GIVEN TASK -
Write the number of lines holding the word "bottom", and nothing else.

-- Start --

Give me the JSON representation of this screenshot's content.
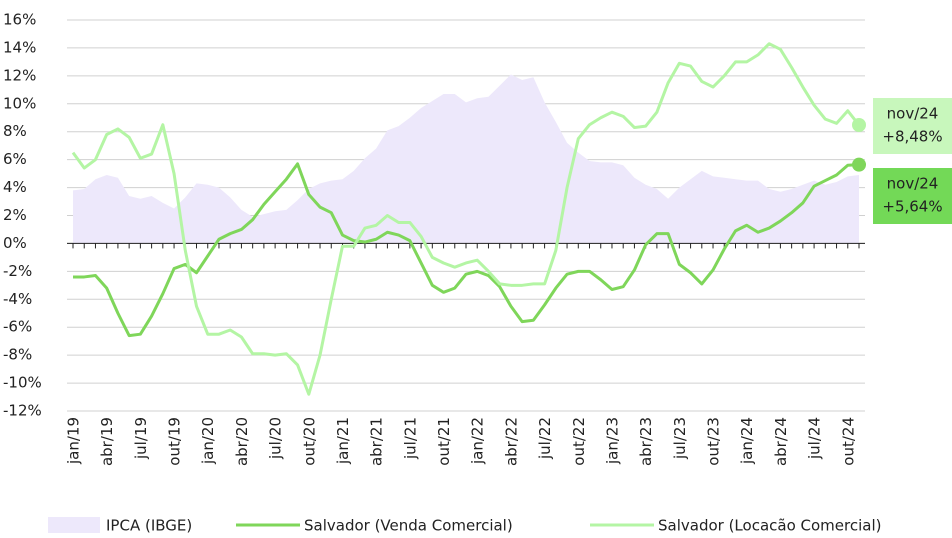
{
  "chart_data": {
    "type": "line",
    "categories": [
      "jan/19",
      null,
      null,
      "abr/19",
      null,
      null,
      "jul/19",
      null,
      null,
      "out/19",
      null,
      null,
      "jan/20",
      null,
      null,
      "abr/20",
      null,
      null,
      "jul/20",
      null,
      null,
      "out/20",
      null,
      null,
      "jan/21",
      null,
      null,
      "abr/21",
      null,
      null,
      "jul/21",
      null,
      null,
      "out/21",
      null,
      null,
      "jan/22",
      null,
      null,
      "abr/22",
      null,
      null,
      "jul/22",
      null,
      null,
      "out/22",
      null,
      null,
      "jan/23",
      null,
      null,
      "abr/23",
      null,
      null,
      "jul/23",
      null,
      null,
      "out/23",
      null,
      null,
      "jan/24",
      null,
      null,
      "abr/24",
      null,
      null,
      "jul/24",
      null,
      null,
      "out/24",
      null
    ],
    "series": [
      {
        "name": "IPCA (IBGE)",
        "color": "#ede8fb",
        "style": "area",
        "values": [
          3.8,
          3.9,
          4.6,
          4.9,
          4.7,
          3.4,
          3.2,
          3.4,
          2.9,
          2.5,
          3.3,
          4.3,
          4.2,
          4.0,
          3.3,
          2.4,
          1.9,
          2.1,
          2.3,
          2.4,
          3.1,
          3.9,
          4.3,
          4.5,
          4.6,
          5.2,
          6.1,
          6.8,
          8.1,
          8.4,
          9.0,
          9.7,
          10.2,
          10.7,
          10.7,
          10.1,
          10.4,
          10.5,
          11.3,
          12.1,
          11.7,
          11.9,
          10.1,
          8.7,
          7.2,
          6.5,
          5.9,
          5.8,
          5.8,
          5.6,
          4.7,
          4.2,
          3.9,
          3.2,
          4.0,
          4.6,
          5.2,
          4.8,
          4.7,
          4.6,
          4.5,
          4.5,
          3.9,
          3.7,
          3.9,
          4.2,
          4.5,
          4.2,
          4.4,
          4.8,
          4.9
        ]
      },
      {
        "name": "Salvador (Venda Comercial)",
        "color": "#7fd65a",
        "style": "line",
        "end_label": {
          "period": "nov/24",
          "text": "+5,64%"
        },
        "values": [
          -2.4,
          -2.4,
          -2.3,
          -3.2,
          -5.0,
          -6.6,
          -6.5,
          -5.2,
          -3.6,
          -1.8,
          -1.5,
          -2.1,
          -0.9,
          0.3,
          0.7,
          1.0,
          1.7,
          2.8,
          3.7,
          4.6,
          5.7,
          3.5,
          2.6,
          2.2,
          0.6,
          0.2,
          0.1,
          0.3,
          0.8,
          0.6,
          0.2,
          -1.4,
          -3.0,
          -3.5,
          -3.2,
          -2.2,
          -2.0,
          -2.3,
          -3.1,
          -4.5,
          -5.6,
          -5.5,
          -4.4,
          -3.2,
          -2.2,
          -2.0,
          -2.0,
          -2.6,
          -3.3,
          -3.1,
          -1.9,
          -0.1,
          0.7,
          0.7,
          -1.5,
          -2.1,
          -2.9,
          -1.9,
          -0.4,
          0.9,
          1.3,
          0.8,
          1.1,
          1.6,
          2.2,
          2.9,
          4.1,
          4.5,
          4.9,
          5.6,
          5.64
        ]
      },
      {
        "name": "Salvador (Locacão Comercial)",
        "color": "#b4f5a4",
        "style": "line",
        "end_label": {
          "period": "nov/24",
          "text": "+8,48%"
        },
        "values": [
          6.5,
          5.4,
          6.0,
          7.8,
          8.2,
          7.6,
          6.1,
          6.4,
          8.5,
          5.0,
          -0.5,
          -4.5,
          -6.5,
          -6.5,
          -6.2,
          -6.7,
          -7.9,
          -7.9,
          -8.0,
          -7.9,
          -8.7,
          -10.8,
          -8.0,
          -4.0,
          -0.2,
          -0.2,
          1.1,
          1.3,
          2.0,
          1.5,
          1.5,
          0.5,
          -1.0,
          -1.4,
          -1.7,
          -1.4,
          -1.2,
          -2.0,
          -2.9,
          -3.0,
          -3.0,
          -2.9,
          -2.9,
          -0.5,
          4.0,
          7.5,
          8.5,
          9.0,
          9.4,
          9.1,
          8.3,
          8.4,
          9.4,
          11.5,
          12.9,
          12.7,
          11.6,
          11.2,
          12.0,
          13.0,
          13.0,
          13.5,
          14.3,
          13.9,
          12.6,
          11.2,
          9.9,
          8.9,
          8.6,
          9.5,
          8.48
        ]
      }
    ],
    "ylim": [
      -12,
      16
    ],
    "yticks": [
      {
        "value": -12,
        "label": "-12%"
      },
      {
        "value": -10,
        "label": "-10%"
      },
      {
        "value": -8,
        "label": "-8%"
      },
      {
        "value": -6,
        "label": "-6%"
      },
      {
        "value": -4,
        "label": "-4%"
      },
      {
        "value": -2,
        "label": "-2%"
      },
      {
        "value": 0,
        "label": "0%"
      },
      {
        "value": 2,
        "label": "2%"
      },
      {
        "value": 4,
        "label": "4%"
      },
      {
        "value": 6,
        "label": "6%"
      },
      {
        "value": 8,
        "label": "8%"
      },
      {
        "value": 10,
        "label": "10%"
      },
      {
        "value": 12,
        "label": "12%"
      },
      {
        "value": 14,
        "label": "14%"
      },
      {
        "value": 16,
        "label": "16%"
      }
    ],
    "grid": true,
    "legend": "bottom"
  }
}
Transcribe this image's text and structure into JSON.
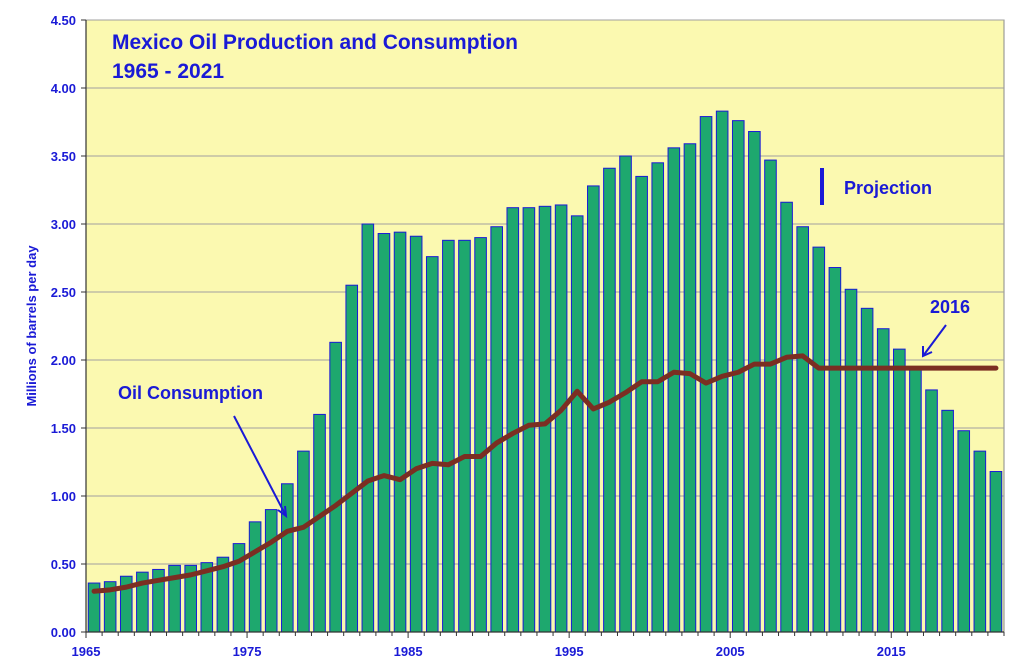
{
  "chart_data": {
    "type": "bar",
    "title_lines": [
      "Mexico Oil Production and Consumption",
      "1965 - 2021"
    ],
    "xlabel": "",
    "ylabel": "Millions of barrels per day",
    "ylim": [
      0,
      4.5
    ],
    "grid": true,
    "x_tick_labels": [
      "1965",
      "1975",
      "1985",
      "1995",
      "2005",
      "2015"
    ],
    "y_tick_labels": [
      "0.00",
      "0.50",
      "1.00",
      "1.50",
      "2.00",
      "2.50",
      "3.00",
      "3.50",
      "4.00",
      "4.50"
    ],
    "y_ticks": [
      0,
      0.5,
      1,
      1.5,
      2,
      2.5,
      3,
      3.5,
      4,
      4.5
    ],
    "years": [
      1965,
      1966,
      1967,
      1968,
      1969,
      1970,
      1971,
      1972,
      1973,
      1974,
      1975,
      1976,
      1977,
      1978,
      1979,
      1980,
      1981,
      1982,
      1983,
      1984,
      1985,
      1986,
      1987,
      1988,
      1989,
      1990,
      1991,
      1992,
      1993,
      1994,
      1995,
      1996,
      1997,
      1998,
      1999,
      2000,
      2001,
      2002,
      2003,
      2004,
      2005,
      2006,
      2007,
      2008,
      2009,
      2010,
      2011,
      2012,
      2013,
      2014,
      2015,
      2016,
      2017,
      2018,
      2019,
      2020,
      2021
    ],
    "series": [
      {
        "name": "Oil Production",
        "kind": "bar",
        "color": "#1ea86e",
        "edge_color": "#1a1ad6",
        "values": [
          0.36,
          0.37,
          0.41,
          0.44,
          0.46,
          0.49,
          0.49,
          0.51,
          0.55,
          0.65,
          0.81,
          0.9,
          1.09,
          1.33,
          1.6,
          2.13,
          2.55,
          3.0,
          2.93,
          2.94,
          2.91,
          2.76,
          2.88,
          2.88,
          2.9,
          2.98,
          3.12,
          3.12,
          3.13,
          3.14,
          3.06,
          3.28,
          3.41,
          3.5,
          3.35,
          3.45,
          3.56,
          3.59,
          3.79,
          3.83,
          3.76,
          3.68,
          3.47,
          3.16,
          2.98,
          2.83,
          2.68,
          2.52,
          2.38,
          2.23,
          2.08,
          1.93,
          1.78,
          1.63,
          1.48,
          1.33,
          1.18
        ]
      },
      {
        "name": "Oil Consumption",
        "kind": "line",
        "color": "#7b2e22",
        "values": [
          0.3,
          0.31,
          0.33,
          0.36,
          0.38,
          0.4,
          0.42,
          0.45,
          0.48,
          0.52,
          0.59,
          0.66,
          0.74,
          0.77,
          0.85,
          0.93,
          1.02,
          1.11,
          1.15,
          1.12,
          1.2,
          1.24,
          1.23,
          1.29,
          1.29,
          1.39,
          1.46,
          1.52,
          1.53,
          1.63,
          1.77,
          1.64,
          1.69,
          1.76,
          1.84,
          1.84,
          1.91,
          1.9,
          1.83,
          1.88,
          1.91,
          1.97,
          1.97,
          2.02,
          2.03,
          1.94,
          1.94,
          1.94,
          1.94,
          1.94,
          1.94,
          1.94,
          1.94,
          1.94,
          1.94,
          1.94,
          1.94
        ]
      }
    ],
    "annotations": {
      "consumption_label": "Oil Consumption",
      "projection_label": "Projection",
      "year_label": "2016"
    },
    "colors": {
      "plot_background": "#fbf9b0",
      "grid": "#a0a0a0",
      "text": "#1a1ad6",
      "bar": "#1ea86e",
      "line": "#7b2e22"
    }
  }
}
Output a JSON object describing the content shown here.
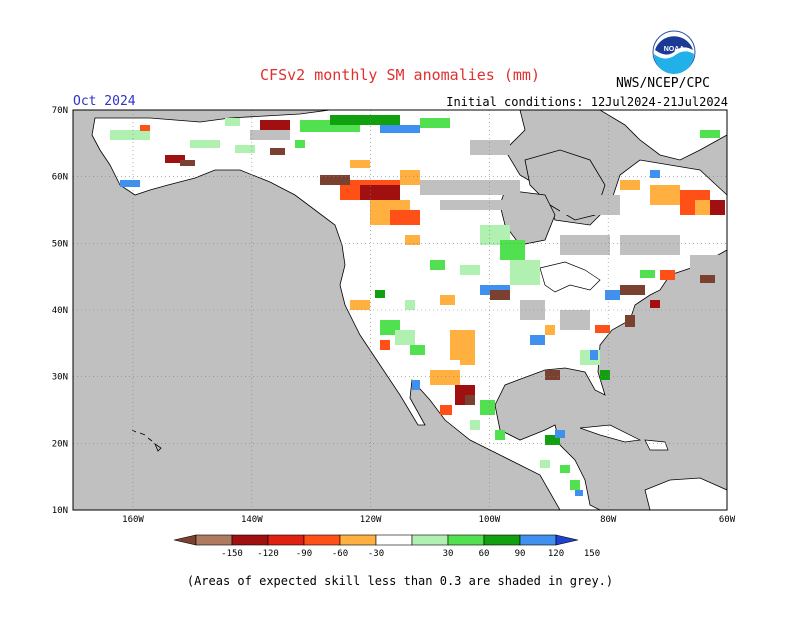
{
  "header": {
    "title": "CFSv2 monthly SM anomalies (mm)",
    "issuer": "NWS/NCEP/CPC",
    "month": "Oct 2024",
    "initial_conditions": "Initial conditions: 12Jul2024-21Jul2024"
  },
  "logo": {
    "text": "NOAA",
    "icon": "noaa-logo-icon"
  },
  "map": {
    "lat_labels": [
      "70N",
      "60N",
      "50N",
      "40N",
      "30N",
      "20N",
      "10N"
    ],
    "lon_labels": [
      "160W",
      "140W",
      "120W",
      "100W",
      "80W",
      "60W"
    ],
    "land_color": "#ffffff",
    "ocean_color": "#c0c0c0",
    "low_skill_color": "#c0c0c0"
  },
  "colorbar": {
    "ticks": [
      "-150",
      "-120",
      "-90",
      "-60",
      "-30",
      "30",
      "60",
      "90",
      "120",
      "150"
    ],
    "colors": [
      "#7a4030",
      "#b07a60",
      "#a01010",
      "#e02010",
      "#ff5018",
      "#ffb040",
      "#ffffff",
      "#b0f0b0",
      "#50e050",
      "#10a010",
      "#4090f0",
      "#2040d0"
    ]
  },
  "footnote": "(Areas of expected skill less than 0.3 are shaded in grey.)"
}
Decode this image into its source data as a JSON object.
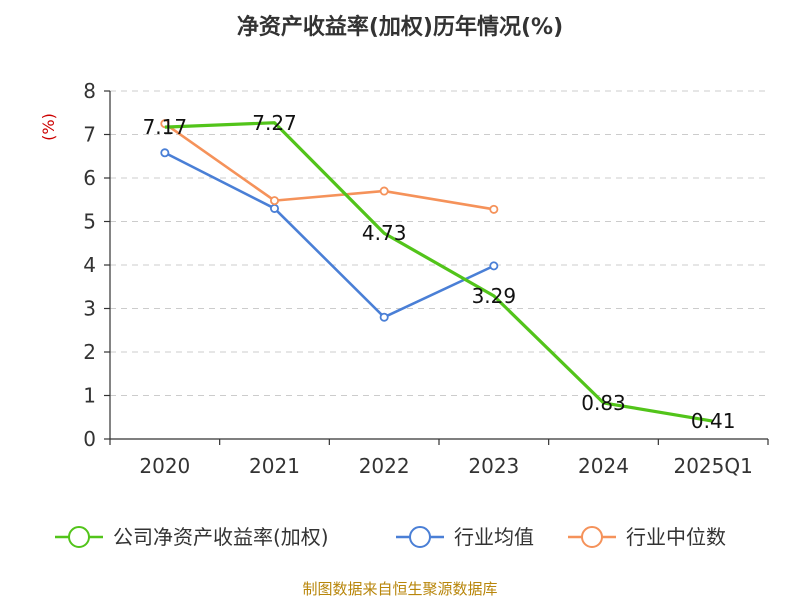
{
  "chart_data": {
    "type": "line",
    "title": "净资产收益率(加权)历年情况(%)",
    "ylabel": "(%)",
    "ylim": [
      0,
      8
    ],
    "yticks": [
      0,
      1,
      2,
      3,
      4,
      5,
      6,
      7,
      8
    ],
    "categories": [
      "2020",
      "2021",
      "2022",
      "2023",
      "2024",
      "2025Q1"
    ],
    "legend_position": "bottom",
    "series": [
      {
        "name": "公司净资产收益率(加权)",
        "color": "#52c41a",
        "values": [
          7.17,
          7.27,
          4.73,
          3.29,
          0.83,
          0.41
        ],
        "labels": [
          "7.17",
          "7.27",
          "4.73",
          "3.29",
          "0.83",
          "0.41"
        ]
      },
      {
        "name": "行业均值",
        "color": "#4a7fd6",
        "values": [
          6.58,
          5.3,
          2.8,
          3.98,
          null,
          null
        ]
      },
      {
        "name": "行业中位数",
        "color": "#f5925a",
        "values": [
          7.25,
          5.48,
          5.7,
          5.28,
          null,
          null
        ]
      }
    ]
  },
  "footer": {
    "source": "制图数据来自恒生聚源数据库"
  }
}
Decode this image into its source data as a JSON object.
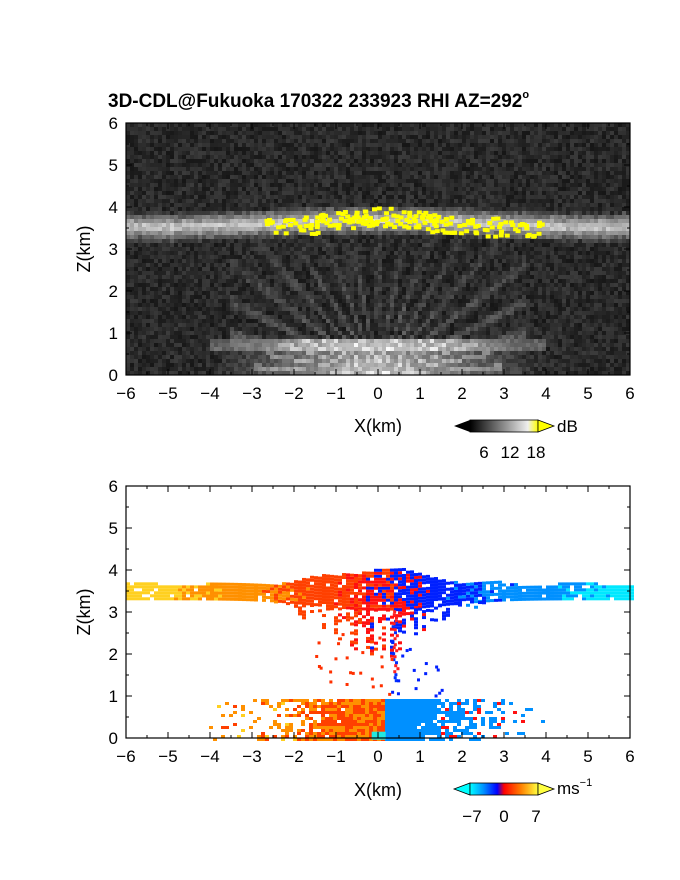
{
  "title_main": "3D-CDL@Fukuoka 170322 233923 RHI AZ=292",
  "title_degree": "o",
  "chart_data": [
    {
      "type": "heatmap",
      "name": "reflectivity",
      "xlabel": "X(km)",
      "ylabel": "Z(km)",
      "xlim": [
        -6,
        6
      ],
      "ylim": [
        0,
        6
      ],
      "xticks": [
        "−6",
        "−5",
        "−4",
        "−3",
        "−2",
        "−1",
        "0",
        "1",
        "2",
        "3",
        "4",
        "5",
        "6"
      ],
      "yticks": [
        "0",
        "1",
        "2",
        "3",
        "4",
        "5",
        "6"
      ],
      "colorbar": {
        "unit": "dB",
        "ticks": [
          "6",
          "12",
          "18"
        ],
        "range": [
          0,
          21
        ]
      },
      "colors": {
        "background": "#262626",
        "saturated": "#ffff00"
      },
      "features": {
        "cloud_layer_base_km": 3.25,
        "cloud_layer_top_km": 3.95,
        "saturated_x_range_km": [
          -2.8,
          4.0
        ],
        "near_ground_layer_top_km": 0.9
      }
    },
    {
      "type": "heatmap",
      "name": "doppler_velocity",
      "xlabel": "X(km)",
      "ylabel": "Z(km)",
      "xlim": [
        -6,
        6
      ],
      "ylim": [
        0,
        6
      ],
      "xticks": [
        "−6",
        "−5",
        "−4",
        "−3",
        "−2",
        "−1",
        "0",
        "1",
        "2",
        "3",
        "4",
        "5",
        "6"
      ],
      "yticks": [
        "0",
        "1",
        "2",
        "3",
        "4",
        "5",
        "6"
      ],
      "colorbar": {
        "unit": "ms",
        "unit_exp": "−1",
        "ticks": [
          "−7",
          "0",
          "7"
        ],
        "range": [
          -9,
          9
        ]
      },
      "colors": {
        "negative": "#0000ff",
        "near_zero": "#ff2000",
        "positive": "#ffff40"
      },
      "features": {
        "upper_layer_x_range_km": [
          -6.0,
          6.0
        ],
        "upper_layer_z_range_km": [
          3.0,
          4.15
        ],
        "upper_velocity_left_ms": 7,
        "upper_velocity_right_ms": -7,
        "lower_layer_x_range_km": [
          -4.5,
          4.0
        ],
        "lower_layer_z_range_km": [
          0.0,
          0.95
        ]
      }
    }
  ]
}
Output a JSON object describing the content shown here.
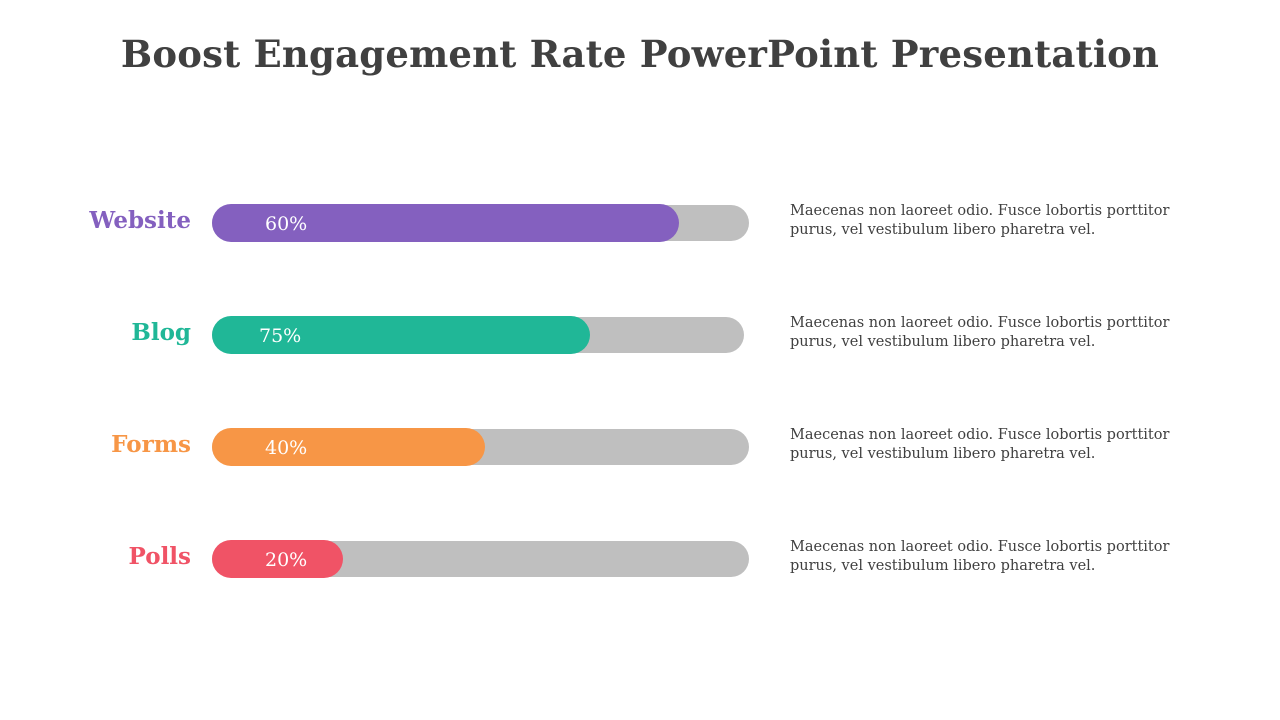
{
  "title": "Boost Engagement Rate PowerPoint Presentation",
  "chart_data": {
    "type": "bar",
    "orientation": "horizontal",
    "categories": [
      "Website",
      "Blog",
      "Forms",
      "Polls"
    ],
    "values": [
      60,
      75,
      40,
      20
    ],
    "value_labels": [
      "60%",
      "75%",
      "40%",
      "20%"
    ],
    "colors": [
      "#8460bf",
      "#20b797",
      "#f79646",
      "#f05366"
    ],
    "track_color": "#bfbfbf",
    "descriptions": [
      "Maecenas non laoreet odio. Fusce lobortis porttitor purus, vel vestibulum libero pharetra vel.",
      "Maecenas non laoreet odio. Fusce lobortis porttitor purus, vel vestibulum libero pharetra vel.",
      "Maecenas non laoreet odio. Fusce lobortis porttitor purus, vel vestibulum libero pharetra vel.",
      "Maecenas non laoreet odio. Fusce lobortis porttitor purus, vel vestibulum libero pharetra vel."
    ]
  }
}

-- End --

FINAL RESULT -
2